▶ _The problem_: Each line below should be quoted exactly, please.
◆ ◆ ◆ ◆
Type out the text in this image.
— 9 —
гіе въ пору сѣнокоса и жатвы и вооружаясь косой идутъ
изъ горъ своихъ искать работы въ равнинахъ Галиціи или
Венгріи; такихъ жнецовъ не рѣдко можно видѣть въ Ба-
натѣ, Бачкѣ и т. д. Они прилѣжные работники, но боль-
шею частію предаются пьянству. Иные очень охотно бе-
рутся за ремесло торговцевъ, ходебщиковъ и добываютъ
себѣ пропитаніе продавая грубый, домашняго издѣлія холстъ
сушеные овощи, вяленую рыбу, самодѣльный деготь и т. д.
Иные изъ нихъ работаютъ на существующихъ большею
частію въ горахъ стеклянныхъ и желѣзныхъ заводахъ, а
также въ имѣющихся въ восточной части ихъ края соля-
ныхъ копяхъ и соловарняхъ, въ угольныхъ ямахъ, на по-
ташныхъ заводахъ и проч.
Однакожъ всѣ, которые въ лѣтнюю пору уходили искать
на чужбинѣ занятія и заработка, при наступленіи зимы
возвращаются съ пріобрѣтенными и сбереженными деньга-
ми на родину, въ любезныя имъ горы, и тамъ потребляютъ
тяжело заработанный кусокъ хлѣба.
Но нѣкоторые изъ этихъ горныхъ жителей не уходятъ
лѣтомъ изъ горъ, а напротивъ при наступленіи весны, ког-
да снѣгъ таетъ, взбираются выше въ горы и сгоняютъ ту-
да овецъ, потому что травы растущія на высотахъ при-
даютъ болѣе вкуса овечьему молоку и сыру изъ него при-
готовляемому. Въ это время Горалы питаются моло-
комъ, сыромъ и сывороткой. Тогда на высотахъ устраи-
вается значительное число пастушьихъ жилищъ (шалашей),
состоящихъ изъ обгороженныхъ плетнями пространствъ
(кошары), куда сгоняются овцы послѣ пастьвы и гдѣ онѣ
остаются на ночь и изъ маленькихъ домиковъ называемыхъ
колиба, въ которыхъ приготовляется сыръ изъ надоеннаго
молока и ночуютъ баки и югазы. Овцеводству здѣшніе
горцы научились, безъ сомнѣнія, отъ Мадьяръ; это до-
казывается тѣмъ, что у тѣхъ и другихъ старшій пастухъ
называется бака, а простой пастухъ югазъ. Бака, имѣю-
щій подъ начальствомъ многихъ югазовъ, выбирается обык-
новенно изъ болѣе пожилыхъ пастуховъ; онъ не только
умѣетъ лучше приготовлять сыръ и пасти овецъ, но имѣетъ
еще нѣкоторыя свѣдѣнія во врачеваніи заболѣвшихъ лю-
◆ ◆ ◆ ◆
▶ _Full answer_:
Type out the text in this image.
— 9 —
гіе въ пору сѣнокоса и жатвы и вооружаясь косой идутъ
изъ горъ своихъ искать работы въ равнинахъ Галиціи или
Венгріи; такихъ жнецовъ не рѣдко можно видѣть въ Ба-
натѣ, Бачкѣ и т. д. Они прилѣжные работники, но боль-
шею частію предаются пьянству. Иные очень охотно бе-
рутся за ремесло торговцевъ, ходебщиковъ и добываютъ
себѣ пропитаніе продавая грубый, домашняго издѣлія холстъ
сушеные овощи, вяленую рыбу, самодѣльный деготь и т. д.
Иные изъ нихъ работаютъ на существующихъ большею
частію въ горахъ стеклянныхъ и желѣзныхъ заводахъ, а
также въ имѣющихся въ восточной части ихъ края соля-
ныхъ копяхъ и соловарняхъ, въ угольныхъ ямахъ, на по-
ташныхъ заводахъ и проч.
Однакожъ всѣ, которые въ лѣтнюю пору уходили искать
на чужбинѣ занятія и заработка, при наступленіи зимы
возвращаются съ пріобрѣтенными и сбереженными деньга-
ми на родину, въ любезныя имъ горы, и тамъ потребляютъ
тяжело заработанный кусокъ хлѣба.
Но нѣкоторые изъ этихъ горныхъ жителей не уходятъ
лѣтомъ изъ горъ, а напротивъ при наступленіи весны, ког-
да снѣгъ таетъ, взбираются выше въ горы и сгоняютъ ту-
да овецъ, потому что травы растущія на высотахъ при-
даютъ болѣе вкуса овечьему молоку и сыру изъ него при-
готовляемому. Въ это время Горалы питаются моло-
комъ, сыромъ и сывороткой. Тогда на высотахъ устраи-
вается значительное число пастушьихъ жилищъ (шалашей),
состоящихъ изъ обгороженныхъ плетнями пространствъ
(кошары), куда сгоняются овцы послѣ пастьвы и гдѣ онѣ
остаются на ночь и изъ маленькихъ домиковъ называемыхъ
колиба, въ которыхъ приготовляется сыръ изъ надоеннаго
молока и ночуютъ баки и югазы. Овцеводству здѣшніе
горцы научились, безъ сомнѣнія, отъ Мадьяръ; это до-
казывается тѣмъ, что у тѣхъ и другихъ старшій пастухъ
называется бака, а простой пастухъ югазъ. Бака, имѣю-
щій подъ начальствомъ многихъ югазовъ, выбирается обык-
новенно изъ болѣе пожилыхъ пастуховъ; онъ не только
умѣетъ лучше приготовлять сыръ и пасти овецъ, но имѣетъ
еще нѣкоторыя свѣдѣнія во врачеваніи заболѣвшихъ лю-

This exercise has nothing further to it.